Entries provided:
▬▬▬▬▬▬

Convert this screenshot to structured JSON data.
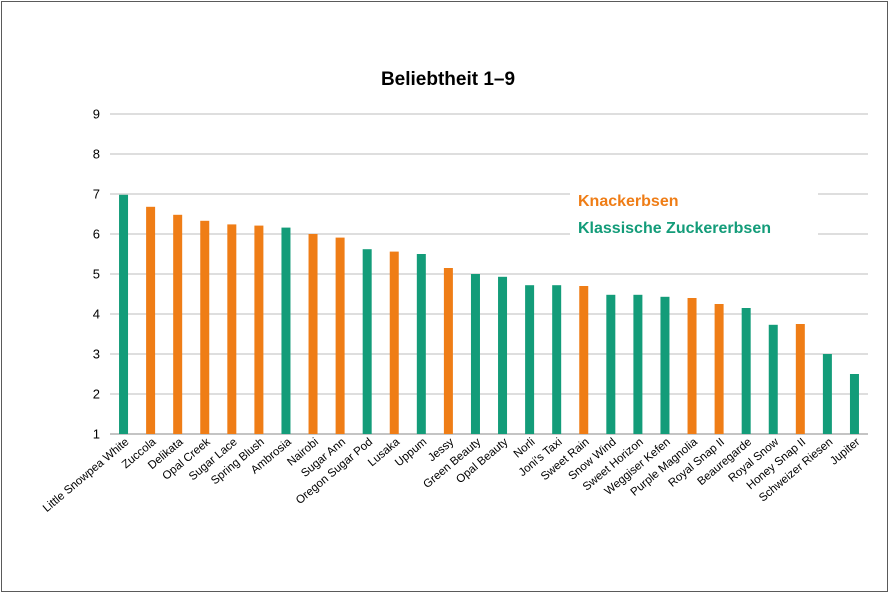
{
  "chart_data": {
    "type": "bar",
    "title": "Beliebtheit 1–9",
    "ylim": [
      1,
      9
    ],
    "yticks": [
      1,
      2,
      3,
      4,
      5,
      6,
      7,
      8,
      9
    ],
    "grid": true,
    "legend_placement": "top-right",
    "legend": [
      {
        "label": "Knackerbsen",
        "group": "knacker",
        "color": "#ef7d16"
      },
      {
        "label": "Klassische Zuckererbsen",
        "group": "klassisch",
        "color": "#139c79"
      }
    ],
    "categories": [
      "Little Snowpea White",
      "Zuccola",
      "Delikata",
      "Opal Creek",
      "Sugar Lace",
      "Spring Blush",
      "Ambrosia",
      "Nairobi",
      "Sugar Ann",
      "Oregon Sugar Pod",
      "Lusaka",
      "Uppum",
      "Jessy",
      "Green Beauty",
      "Opal Beauty",
      "Norli",
      "Joni's Taxi",
      "Sweet Rain",
      "Snow Wind",
      "Sweet Horizon",
      "Weggiser Kefen",
      "Purple Magnolia",
      "Royal Snap II",
      "Beauregarde",
      "Royal Snow",
      "Honey Snap II",
      "Schweizer Riesen",
      "Jupiter"
    ],
    "values": [
      6.98,
      6.68,
      6.48,
      6.33,
      6.24,
      6.21,
      6.16,
      6.0,
      5.91,
      5.62,
      5.56,
      5.5,
      5.15,
      5.0,
      4.93,
      4.72,
      4.72,
      4.7,
      4.48,
      4.48,
      4.43,
      4.4,
      4.25,
      4.15,
      3.73,
      3.75,
      3.0,
      2.5
    ],
    "groups": [
      "klassisch",
      "knacker",
      "knacker",
      "knacker",
      "knacker",
      "knacker",
      "klassisch",
      "knacker",
      "knacker",
      "klassisch",
      "knacker",
      "klassisch",
      "knacker",
      "klassisch",
      "klassisch",
      "klassisch",
      "klassisch",
      "knacker",
      "klassisch",
      "klassisch",
      "klassisch",
      "knacker",
      "knacker",
      "klassisch",
      "klassisch",
      "knacker",
      "klassisch",
      "klassisch"
    ]
  }
}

▬▬▬▬▬▬

What to produce: Copy every line above word for word and exclude the pictures.

Answer below:
Convert this screenshot to structured JSON data.
{
  "chart_data": {
    "type": "bar",
    "title": "Beliebtheit 1–9",
    "ylim": [
      1,
      9
    ],
    "yticks": [
      1,
      2,
      3,
      4,
      5,
      6,
      7,
      8,
      9
    ],
    "grid": true,
    "legend_placement": "top-right",
    "legend": [
      {
        "label": "Knackerbsen",
        "group": "knacker",
        "color": "#ef7d16"
      },
      {
        "label": "Klassische Zuckererbsen",
        "group": "klassisch",
        "color": "#139c79"
      }
    ],
    "categories": [
      "Little Snowpea White",
      "Zuccola",
      "Delikata",
      "Opal Creek",
      "Sugar Lace",
      "Spring Blush",
      "Ambrosia",
      "Nairobi",
      "Sugar Ann",
      "Oregon Sugar Pod",
      "Lusaka",
      "Uppum",
      "Jessy",
      "Green Beauty",
      "Opal Beauty",
      "Norli",
      "Joni's Taxi",
      "Sweet Rain",
      "Snow Wind",
      "Sweet Horizon",
      "Weggiser Kefen",
      "Purple Magnolia",
      "Royal Snap II",
      "Beauregarde",
      "Royal Snow",
      "Honey Snap II",
      "Schweizer Riesen",
      "Jupiter"
    ],
    "values": [
      6.98,
      6.68,
      6.48,
      6.33,
      6.24,
      6.21,
      6.16,
      6.0,
      5.91,
      5.62,
      5.56,
      5.5,
      5.15,
      5.0,
      4.93,
      4.72,
      4.72,
      4.7,
      4.48,
      4.48,
      4.43,
      4.4,
      4.25,
      4.15,
      3.73,
      3.75,
      3.0,
      2.5
    ],
    "groups": [
      "klassisch",
      "knacker",
      "knacker",
      "knacker",
      "knacker",
      "knacker",
      "klassisch",
      "knacker",
      "knacker",
      "klassisch",
      "knacker",
      "klassisch",
      "knacker",
      "klassisch",
      "klassisch",
      "klassisch",
      "klassisch",
      "knacker",
      "klassisch",
      "klassisch",
      "klassisch",
      "knacker",
      "knacker",
      "klassisch",
      "klassisch",
      "knacker",
      "klassisch",
      "klassisch"
    ]
  }
}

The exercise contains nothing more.